(Dataset items)
* * * * * * * * *

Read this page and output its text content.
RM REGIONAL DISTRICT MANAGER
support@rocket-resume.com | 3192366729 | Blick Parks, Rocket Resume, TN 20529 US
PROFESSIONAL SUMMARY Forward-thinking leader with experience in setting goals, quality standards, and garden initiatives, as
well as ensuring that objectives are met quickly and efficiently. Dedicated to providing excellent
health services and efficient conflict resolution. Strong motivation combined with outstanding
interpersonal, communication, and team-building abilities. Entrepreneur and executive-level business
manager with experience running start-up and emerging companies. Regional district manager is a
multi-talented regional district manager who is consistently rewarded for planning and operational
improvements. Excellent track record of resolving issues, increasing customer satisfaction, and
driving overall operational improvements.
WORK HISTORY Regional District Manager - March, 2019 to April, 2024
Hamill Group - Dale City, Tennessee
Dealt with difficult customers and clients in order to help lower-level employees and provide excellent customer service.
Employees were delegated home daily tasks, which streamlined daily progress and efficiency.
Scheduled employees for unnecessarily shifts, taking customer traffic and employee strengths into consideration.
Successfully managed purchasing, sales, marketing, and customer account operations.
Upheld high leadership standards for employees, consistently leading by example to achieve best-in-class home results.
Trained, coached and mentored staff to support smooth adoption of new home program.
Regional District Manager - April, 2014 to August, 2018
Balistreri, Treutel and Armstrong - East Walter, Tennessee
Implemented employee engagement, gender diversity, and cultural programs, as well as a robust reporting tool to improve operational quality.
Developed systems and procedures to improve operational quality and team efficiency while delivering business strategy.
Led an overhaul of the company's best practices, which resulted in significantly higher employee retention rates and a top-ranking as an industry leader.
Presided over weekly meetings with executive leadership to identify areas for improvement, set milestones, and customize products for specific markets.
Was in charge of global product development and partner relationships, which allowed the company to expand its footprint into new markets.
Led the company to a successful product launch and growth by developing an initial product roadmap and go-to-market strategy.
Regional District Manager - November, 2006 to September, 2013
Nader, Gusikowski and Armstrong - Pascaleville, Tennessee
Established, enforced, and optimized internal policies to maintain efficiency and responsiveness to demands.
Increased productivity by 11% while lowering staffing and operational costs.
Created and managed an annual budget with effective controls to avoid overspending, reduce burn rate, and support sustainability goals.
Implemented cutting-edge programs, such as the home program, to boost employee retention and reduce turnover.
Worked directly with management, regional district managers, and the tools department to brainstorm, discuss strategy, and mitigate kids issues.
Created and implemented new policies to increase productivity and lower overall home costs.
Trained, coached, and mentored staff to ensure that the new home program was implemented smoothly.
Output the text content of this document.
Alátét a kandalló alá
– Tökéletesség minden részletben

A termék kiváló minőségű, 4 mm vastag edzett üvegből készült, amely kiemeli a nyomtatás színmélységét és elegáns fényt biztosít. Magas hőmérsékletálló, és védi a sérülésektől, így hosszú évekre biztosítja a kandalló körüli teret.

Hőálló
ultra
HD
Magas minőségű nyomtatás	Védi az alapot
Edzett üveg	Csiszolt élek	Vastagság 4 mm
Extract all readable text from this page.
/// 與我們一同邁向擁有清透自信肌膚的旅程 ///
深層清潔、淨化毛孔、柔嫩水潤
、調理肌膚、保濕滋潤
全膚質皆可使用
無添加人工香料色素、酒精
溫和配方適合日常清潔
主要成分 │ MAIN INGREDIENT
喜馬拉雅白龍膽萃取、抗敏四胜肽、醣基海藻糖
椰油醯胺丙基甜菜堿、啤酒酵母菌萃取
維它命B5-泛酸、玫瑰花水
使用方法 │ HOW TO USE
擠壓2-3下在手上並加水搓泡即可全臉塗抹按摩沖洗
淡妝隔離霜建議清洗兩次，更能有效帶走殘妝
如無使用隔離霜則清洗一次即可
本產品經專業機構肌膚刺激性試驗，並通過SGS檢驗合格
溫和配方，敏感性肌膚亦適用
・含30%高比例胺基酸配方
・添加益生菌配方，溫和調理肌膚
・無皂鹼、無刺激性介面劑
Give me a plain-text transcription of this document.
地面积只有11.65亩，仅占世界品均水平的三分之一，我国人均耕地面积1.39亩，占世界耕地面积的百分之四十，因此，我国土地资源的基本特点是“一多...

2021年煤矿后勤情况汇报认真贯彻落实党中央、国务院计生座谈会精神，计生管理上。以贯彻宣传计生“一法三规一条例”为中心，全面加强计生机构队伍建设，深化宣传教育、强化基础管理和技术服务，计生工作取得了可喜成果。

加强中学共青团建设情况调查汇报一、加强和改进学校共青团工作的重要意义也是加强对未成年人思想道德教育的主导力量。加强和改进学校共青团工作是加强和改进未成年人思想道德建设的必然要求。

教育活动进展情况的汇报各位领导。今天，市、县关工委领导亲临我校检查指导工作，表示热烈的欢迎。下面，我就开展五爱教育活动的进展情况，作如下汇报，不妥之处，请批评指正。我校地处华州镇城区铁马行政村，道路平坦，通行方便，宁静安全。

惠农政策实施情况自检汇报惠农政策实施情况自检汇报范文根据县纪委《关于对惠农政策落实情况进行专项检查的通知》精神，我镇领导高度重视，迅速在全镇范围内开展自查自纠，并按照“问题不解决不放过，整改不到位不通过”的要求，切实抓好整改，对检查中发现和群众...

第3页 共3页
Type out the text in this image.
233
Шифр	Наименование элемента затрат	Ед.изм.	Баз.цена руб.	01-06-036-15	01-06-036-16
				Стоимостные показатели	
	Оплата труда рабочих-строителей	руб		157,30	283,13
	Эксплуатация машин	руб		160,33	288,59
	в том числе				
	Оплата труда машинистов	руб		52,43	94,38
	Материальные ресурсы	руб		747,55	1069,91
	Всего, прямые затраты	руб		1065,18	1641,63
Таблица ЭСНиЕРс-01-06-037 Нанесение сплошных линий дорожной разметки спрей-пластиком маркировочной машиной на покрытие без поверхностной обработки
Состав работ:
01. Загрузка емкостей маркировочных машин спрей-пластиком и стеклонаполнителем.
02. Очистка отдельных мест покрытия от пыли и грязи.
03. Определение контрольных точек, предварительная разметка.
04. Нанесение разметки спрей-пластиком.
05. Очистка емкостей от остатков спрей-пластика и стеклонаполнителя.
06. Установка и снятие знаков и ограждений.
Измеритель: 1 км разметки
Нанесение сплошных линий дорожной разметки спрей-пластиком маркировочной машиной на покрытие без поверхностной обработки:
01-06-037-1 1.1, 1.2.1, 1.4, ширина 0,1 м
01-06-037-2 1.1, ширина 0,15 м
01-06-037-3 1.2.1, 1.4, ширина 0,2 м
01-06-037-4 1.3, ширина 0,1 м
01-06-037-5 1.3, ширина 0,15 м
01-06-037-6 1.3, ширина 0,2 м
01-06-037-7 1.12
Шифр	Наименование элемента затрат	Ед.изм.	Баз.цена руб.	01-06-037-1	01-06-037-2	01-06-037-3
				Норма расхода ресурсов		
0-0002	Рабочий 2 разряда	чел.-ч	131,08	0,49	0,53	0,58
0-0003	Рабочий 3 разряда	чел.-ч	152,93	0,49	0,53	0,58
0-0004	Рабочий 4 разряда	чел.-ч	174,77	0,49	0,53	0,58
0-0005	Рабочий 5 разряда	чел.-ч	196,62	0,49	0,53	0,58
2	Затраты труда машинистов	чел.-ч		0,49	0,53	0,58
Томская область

* * * * * * * * *

- _What you should do_
Give an exact repetition of all the material.

- _Final result_
Read this page and output its text content.
RM REGIONAL DISTRICT MANAGER
support@rocket-resume.com | 3192366729 | Blick Parks, Rocket Resume, TN 20529 US
PROFESSIONAL SUMMARY Forward-thinking leader with experience in setting goals, quality standards, and garden initiatives, as
well as ensuring that objectives are met quickly and efficiently. Dedicated to providing excellent
health services and efficient conflict resolution. Strong motivation combined with outstanding
interpersonal, communication, and team-building abilities. Entrepreneur and executive-level business
manager with experience running start-up and emerging companies. Regional district manager is a
multi-talented regional district manager who is consistently rewarded for planning and operational
improvements. Excellent track record of resolving issues, increasing customer satisfaction, and
driving overall operational improvements.
WORK HISTORY Regional District Manager - March, 2019 to April, 2024
Hamill Group - Dale City, Tennessee
Dealt with difficult customers and clients in order to help lower-level employees and provide excellent customer service.
Employees were delegated home daily tasks, which streamlined daily progress and efficiency.
Scheduled employees for unnecessarily shifts, taking customer traffic and employee strengths into consideration.
Successfully managed purchasing, sales, marketing, and customer account operations.
Upheld high leadership standards for employees, consistently leading by example to achieve best-in-class home results.
Trained, coached and mentored staff to support smooth adoption of new home program.
Regional District Manager - April, 2014 to August, 2018
Balistreri, Treutel and Armstrong - East Walter, Tennessee
Implemented employee engagement, gender diversity, and cultural programs, as well as a robust reporting tool to improve operational quality.
Developed systems and procedures to improve operational quality and team efficiency while delivering business strategy.
Led an overhaul of the company's best practices, which resulted in significantly higher employee retention rates and a top-ranking as an industry leader.
Presided over weekly meetings with executive leadership to identify areas for improvement, set milestones, and customize products for specific markets.
Was in charge of global product development and partner relationships, which allowed the company to expand its footprint into new markets.
Led the company to a successful product launch and growth by developing an initial product roadmap and go-to-market strategy.
Regional District Manager - November, 2006 to September, 2013
Nader, Gusikowski and Armstrong - Pascaleville, Tennessee
Established, enforced, and optimized internal policies to maintain efficiency and responsiveness to demands.
Increased productivity by 11% while lowering staffing and operational costs.
Created and managed an annual budget with effective controls to avoid overspending, reduce burn rate, and support sustainability goals.
Implemented cutting-edge programs, such as the home program, to boost employee retention and reduce turnover.
Worked directly with management, regional district managers, and the tools department to brainstorm, discuss strategy, and mitigate kids issues.
Created and implemented new policies to increase productivity and lower overall home costs.
Trained, coached, and mentored staff to ensure that the new home program was implemented smoothly.
Output the text content of this document.
Alátét a kandalló alá
– Tökéletesség minden részletben

A termék kiváló minőségű, 4 mm vastag edzett üvegből készült, amely kiemeli a nyomtatás színmélységét és elegáns fényt biztosít. Magas hőmérsékletálló, és védi a sérülésektől, így hosszú évekre biztosítja a kandalló körüli teret.

Hőálló
ultra
HD
Magas minőségű nyomtatás	Védi az alapot
Edzett üveg	Csiszolt élek	Vastagság 4 mm
Extract all readable text from this page.
/// 與我們一同邁向擁有清透自信肌膚的旅程 ///
深層清潔、淨化毛孔、柔嫩水潤
、調理肌膚、保濕滋潤
全膚質皆可使用
無添加人工香料色素、酒精
溫和配方適合日常清潔
主要成分 │ MAIN INGREDIENT
喜馬拉雅白龍膽萃取、抗敏四胜肽、醣基海藻糖
椰油醯胺丙基甜菜堿、啤酒酵母菌萃取
維它命B5-泛酸、玫瑰花水
使用方法 │ HOW TO USE
擠壓2-3下在手上並加水搓泡即可全臉塗抹按摩沖洗
淡妝隔離霜建議清洗兩次，更能有效帶走殘妝
如無使用隔離霜則清洗一次即可
本產品經專業機構肌膚刺激性試驗，並通過SGS檢驗合格
溫和配方，敏感性肌膚亦適用
・含30%高比例胺基酸配方
・添加益生菌配方，溫和調理肌膚
・無皂鹼、無刺激性介面劑
Give me a plain-text transcription of this document.
地面积只有11.65亩，仅占世界品均水平的三分之一，我国人均耕地面积1.39亩，占世界耕地面积的百分之四十，因此，我国土地资源的基本特点是“一多...

2021年煤矿后勤情况汇报认真贯彻落实党中央、国务院计生座谈会精神，计生管理上。以贯彻宣传计生“一法三规一条例”为中心，全面加强计生机构队伍建设，深化宣传教育、强化基础管理和技术服务，计生工作取得了可喜成果。

加强中学共青团建设情况调查汇报一、加强和改进学校共青团工作的重要意义也是加强对未成年人思想道德教育的主导力量。加强和改进学校共青团工作是加强和改进未成年人思想道德建设的必然要求。

教育活动进展情况的汇报各位领导。今天，市、县关工委领导亲临我校检查指导工作，表示热烈的欢迎。下面，我就开展五爱教育活动的进展情况，作如下汇报，不妥之处，请批评指正。我校地处华州镇城区铁马行政村，道路平坦，通行方便，宁静安全。

惠农政策实施情况自检汇报惠农政策实施情况自检汇报范文根据县纪委《关于对惠农政策落实情况进行专项检查的通知》精神，我镇领导高度重视，迅速在全镇范围内开展自查自纠，并按照“问题不解决不放过，整改不到位不通过”的要求，切实抓好整改，对检查中发现和群众...

第3页 共3页
Type out the text in this image.
233
Шифр	Наименование элемента затрат	Ед.изм.	Баз.цена руб.	01-06-036-15	01-06-036-16
				Стоимостные показатели	
	Оплата труда рабочих-строителей	руб		157,30	283,13
	Эксплуатация машин	руб		160,33	288,59
	в том числе				
	Оплата труда машинистов	руб		52,43	94,38
	Материальные ресурсы	руб		747,55	1069,91
	Всего, прямые затраты	руб		1065,18	1641,63
Таблица ЭСНиЕРс-01-06-037 Нанесение сплошных линий дорожной разметки спрей-пластиком маркировочной машиной на покрытие без поверхностной обработки
Состав работ:
01. Загрузка емкостей маркировочных машин спрей-пластиком и стеклонаполнителем.
02. Очистка отдельных мест покрытия от пыли и грязи.
03. Определение контрольных точек, предварительная разметка.
04. Нанесение разметки спрей-пластиком.
05. Очистка емкостей от остатков спрей-пластика и стеклонаполнителя.
06. Установка и снятие знаков и ограждений.
Измеритель: 1 км разметки
Нанесение сплошных линий дорожной разметки спрей-пластиком маркировочной машиной на покрытие без поверхностной обработки:
01-06-037-1 1.1, 1.2.1, 1.4, ширина 0,1 м
01-06-037-2 1.1, ширина 0,15 м
01-06-037-3 1.2.1, 1.4, ширина 0,2 м
01-06-037-4 1.3, ширина 0,1 м
01-06-037-5 1.3, ширина 0,15 м
01-06-037-6 1.3, ширина 0,2 м
01-06-037-7 1.12
Шифр	Наименование элемента затрат	Ед.изм.	Баз.цена руб.	01-06-037-1	01-06-037-2	01-06-037-3
				Норма расхода ресурсов		
0-0002	Рабочий 2 разряда	чел.-ч	131,08	0,49	0,53	0,58
0-0003	Рабочий 3 разряда	чел.-ч	152,93	0,49	0,53	0,58
0-0004	Рабочий 4 разряда	чел.-ч	174,77	0,49	0,53	0,58
0-0005	Рабочий 5 разряда	чел.-ч	196,62	0,49	0,53	0,58
2	Затраты труда машинистов	чел.-ч		0,49	0,53	0,58
Томская область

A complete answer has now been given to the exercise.